REQUIRED TASK 1: In the reflection on letters, what is Christ's letter written on, according to the quoted verse?
REQUIRED TASK 2: Extend the reflection on letters beyond its final sentence.

TEXT PASSAGE:
————
“Are we beginning to commend ourselves again? Or do we need, like some, letters of recommendation to you or from you? You yourselves are our letter, written on our hearts, known and read by everyone. You show that you are Christ’s letter, delivered by us, not written with ink but with the Spirit of the living God – not on tablets of stone but on tablets of human hearts.” –2 Corinthians 3:1 – 3
A lot of feeling and reaction can come from a letter. We get so much junk in our mailbox – ads, coupons for things no one wants to buy (those poor, dead trees), bills, politicians begging for a vote because their actions don’t speak well for them. But think about the warm pleasure we get when receiving a hand-written letter from a friend, a rare occurrence these days. Think about how excited children (and some adults… okay, me) are when they receive a birthday card. If there wasn’t pleasure in writing and reading a letter, people wouldn’t spend so much money and time on Christmas cards, especially the ones that come with a “year in our lives” update on the family.
————
INFORMATION SHOWN:
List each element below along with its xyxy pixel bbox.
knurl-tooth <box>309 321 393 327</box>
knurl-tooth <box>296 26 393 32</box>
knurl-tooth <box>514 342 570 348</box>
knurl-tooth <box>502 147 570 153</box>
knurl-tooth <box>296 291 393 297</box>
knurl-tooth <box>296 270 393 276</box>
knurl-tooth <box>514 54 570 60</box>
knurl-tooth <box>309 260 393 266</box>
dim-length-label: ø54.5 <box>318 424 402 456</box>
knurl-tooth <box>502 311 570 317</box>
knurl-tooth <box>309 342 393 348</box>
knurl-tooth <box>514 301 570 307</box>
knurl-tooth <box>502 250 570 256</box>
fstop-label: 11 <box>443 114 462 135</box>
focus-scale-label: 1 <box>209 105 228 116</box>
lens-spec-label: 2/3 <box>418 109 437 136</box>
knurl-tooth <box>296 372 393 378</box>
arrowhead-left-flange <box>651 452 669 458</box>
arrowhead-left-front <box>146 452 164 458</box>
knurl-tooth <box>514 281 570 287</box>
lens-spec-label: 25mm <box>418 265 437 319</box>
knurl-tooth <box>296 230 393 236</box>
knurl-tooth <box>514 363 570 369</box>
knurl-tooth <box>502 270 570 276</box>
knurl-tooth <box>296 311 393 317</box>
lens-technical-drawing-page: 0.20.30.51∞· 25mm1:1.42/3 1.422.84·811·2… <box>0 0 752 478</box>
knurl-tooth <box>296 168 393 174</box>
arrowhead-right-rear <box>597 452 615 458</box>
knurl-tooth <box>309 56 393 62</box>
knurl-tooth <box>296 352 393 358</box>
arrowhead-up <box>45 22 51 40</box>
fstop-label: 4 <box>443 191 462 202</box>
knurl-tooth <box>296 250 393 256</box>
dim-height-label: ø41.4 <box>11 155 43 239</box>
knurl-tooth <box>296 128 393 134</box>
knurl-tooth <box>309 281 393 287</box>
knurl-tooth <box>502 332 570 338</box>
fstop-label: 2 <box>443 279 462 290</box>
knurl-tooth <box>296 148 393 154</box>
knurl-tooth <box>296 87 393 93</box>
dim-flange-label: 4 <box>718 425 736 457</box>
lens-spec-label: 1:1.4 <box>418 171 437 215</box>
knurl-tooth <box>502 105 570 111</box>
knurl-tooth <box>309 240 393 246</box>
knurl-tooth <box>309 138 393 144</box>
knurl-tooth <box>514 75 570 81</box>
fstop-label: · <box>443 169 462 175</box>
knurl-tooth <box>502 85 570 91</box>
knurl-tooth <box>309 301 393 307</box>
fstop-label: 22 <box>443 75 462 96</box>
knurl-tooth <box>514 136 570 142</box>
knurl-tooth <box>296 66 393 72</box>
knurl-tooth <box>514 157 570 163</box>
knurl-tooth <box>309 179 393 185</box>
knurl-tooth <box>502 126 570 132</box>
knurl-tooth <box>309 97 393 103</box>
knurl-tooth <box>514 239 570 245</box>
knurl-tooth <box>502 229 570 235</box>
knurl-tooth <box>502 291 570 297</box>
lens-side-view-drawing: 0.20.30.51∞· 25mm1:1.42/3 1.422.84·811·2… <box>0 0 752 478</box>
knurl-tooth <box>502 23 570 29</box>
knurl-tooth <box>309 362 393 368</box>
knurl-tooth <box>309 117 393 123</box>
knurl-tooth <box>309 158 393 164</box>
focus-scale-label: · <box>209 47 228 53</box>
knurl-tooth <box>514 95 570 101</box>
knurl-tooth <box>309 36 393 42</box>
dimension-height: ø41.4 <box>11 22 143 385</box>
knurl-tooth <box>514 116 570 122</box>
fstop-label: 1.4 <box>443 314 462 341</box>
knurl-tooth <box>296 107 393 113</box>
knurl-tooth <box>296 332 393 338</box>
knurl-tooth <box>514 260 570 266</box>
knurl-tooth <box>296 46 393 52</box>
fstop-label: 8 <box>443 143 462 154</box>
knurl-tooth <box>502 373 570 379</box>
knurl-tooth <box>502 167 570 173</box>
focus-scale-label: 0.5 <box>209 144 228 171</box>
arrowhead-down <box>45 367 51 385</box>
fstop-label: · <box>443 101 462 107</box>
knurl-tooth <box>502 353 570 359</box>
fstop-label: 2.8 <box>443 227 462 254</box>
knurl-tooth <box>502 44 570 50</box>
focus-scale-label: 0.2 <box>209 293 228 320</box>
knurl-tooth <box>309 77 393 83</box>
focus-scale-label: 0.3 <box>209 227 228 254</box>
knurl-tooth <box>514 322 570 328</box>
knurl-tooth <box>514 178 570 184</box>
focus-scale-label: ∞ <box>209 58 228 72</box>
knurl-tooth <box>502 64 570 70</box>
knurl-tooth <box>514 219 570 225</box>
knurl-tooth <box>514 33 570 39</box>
————
RESPONSE 1: Tablets of human hearts.

RESPONSE 2:
Think of the comforting power of hand-written notes and letters to offer sympathy and condolence, or the devastation that can be delivered when the military sends a person to hand-deliver the written news that a loved one is never coming home again.
Letters are powerful.
Those were my thoughts when I read this verse from 2 Corinthians. Maybe it’s because I love writing, especially letters to friends (though I haven’t in quite a long time, so there’s my reminder). Maybe it’s because I love receiving a random, hand-written card or note reminding me how fiercely loved I am. It is terrifyingly wonderful to think that we are just as powerful, that we are hand-written letters meant to be read by the world. That’s a lot of pressure.
Our hearts are letters to be read. That means our hearts are meant to be open and available for reading.
Whoa.
It’s a compelling reminder to me that the walls I construct around my heart not only prevent me from being read by the world as a love letter to them; they also prevent me from reading all the walking love letters surrounding me every day. How sad to know so many letters go unread.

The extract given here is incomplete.